Part of a data file
__________
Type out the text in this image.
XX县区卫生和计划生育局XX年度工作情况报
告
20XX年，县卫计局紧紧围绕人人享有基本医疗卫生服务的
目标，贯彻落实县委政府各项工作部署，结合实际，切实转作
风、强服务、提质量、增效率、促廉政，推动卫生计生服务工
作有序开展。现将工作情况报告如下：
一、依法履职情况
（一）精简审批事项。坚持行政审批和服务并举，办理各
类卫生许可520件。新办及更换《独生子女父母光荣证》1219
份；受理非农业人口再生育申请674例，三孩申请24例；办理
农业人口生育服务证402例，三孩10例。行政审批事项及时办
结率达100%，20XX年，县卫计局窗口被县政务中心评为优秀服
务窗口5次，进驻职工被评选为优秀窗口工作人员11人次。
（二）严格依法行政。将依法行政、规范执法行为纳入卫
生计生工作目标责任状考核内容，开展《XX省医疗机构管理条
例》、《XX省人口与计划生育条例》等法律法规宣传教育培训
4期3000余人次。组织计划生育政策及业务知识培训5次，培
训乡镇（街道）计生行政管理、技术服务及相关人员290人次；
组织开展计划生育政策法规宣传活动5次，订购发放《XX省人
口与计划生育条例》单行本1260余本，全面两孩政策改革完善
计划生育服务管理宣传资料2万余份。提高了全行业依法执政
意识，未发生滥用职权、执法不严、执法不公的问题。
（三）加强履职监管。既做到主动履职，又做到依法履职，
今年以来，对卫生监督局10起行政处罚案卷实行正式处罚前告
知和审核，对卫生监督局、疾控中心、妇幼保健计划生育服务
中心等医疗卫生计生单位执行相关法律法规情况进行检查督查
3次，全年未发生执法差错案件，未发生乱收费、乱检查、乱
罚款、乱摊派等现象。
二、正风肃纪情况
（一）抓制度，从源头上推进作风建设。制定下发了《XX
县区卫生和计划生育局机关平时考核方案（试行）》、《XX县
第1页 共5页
__________
### EXERCISE PROMPT
Recite the full listing above exactly.

### ANSWER FOR THIS EXERCISE
Type out the text in this image.
XX县区卫生和计划生育局XX年度工作情况报
告
20XX年，县卫计局紧紧围绕人人享有基本医疗卫生服务的
目标，贯彻落实县委政府各项工作部署，结合实际，切实转作
风、强服务、提质量、增效率、促廉政，推动卫生计生服务工
作有序开展。现将工作情况报告如下：
一、依法履职情况
（一）精简审批事项。坚持行政审批和服务并举，办理各
类卫生许可520件。新办及更换《独生子女父母光荣证》1219
份；受理非农业人口再生育申请674例，三孩申请24例；办理
农业人口生育服务证402例，三孩10例。行政审批事项及时办
结率达100%，20XX年，县卫计局窗口被县政务中心评为优秀服
务窗口5次，进驻职工被评选为优秀窗口工作人员11人次。
（二）严格依法行政。将依法行政、规范执法行为纳入卫
生计生工作目标责任状考核内容，开展《XX省医疗机构管理条
例》、《XX省人口与计划生育条例》等法律法规宣传教育培训
4期3000余人次。组织计划生育政策及业务知识培训5次，培
训乡镇（街道）计生行政管理、技术服务及相关人员290人次；
组织开展计划生育政策法规宣传活动5次，订购发放《XX省人
口与计划生育条例》单行本1260余本，全面两孩政策改革完善
计划生育服务管理宣传资料2万余份。提高了全行业依法执政
意识，未发生滥用职权、执法不严、执法不公的问题。
（三）加强履职监管。既做到主动履职，又做到依法履职，
今年以来，对卫生监督局10起行政处罚案卷实行正式处罚前告
知和审核，对卫生监督局、疾控中心、妇幼保健计划生育服务
中心等医疗卫生计生单位执行相关法律法规情况进行检查督查
3次，全年未发生执法差错案件，未发生乱收费、乱检查、乱
罚款、乱摊派等现象。
二、正风肃纪情况
（一）抓制度，从源头上推进作风建设。制定下发了《XX
县区卫生和计划生育局机关平时考核方案（试行）》、《XX县
第1页 共5页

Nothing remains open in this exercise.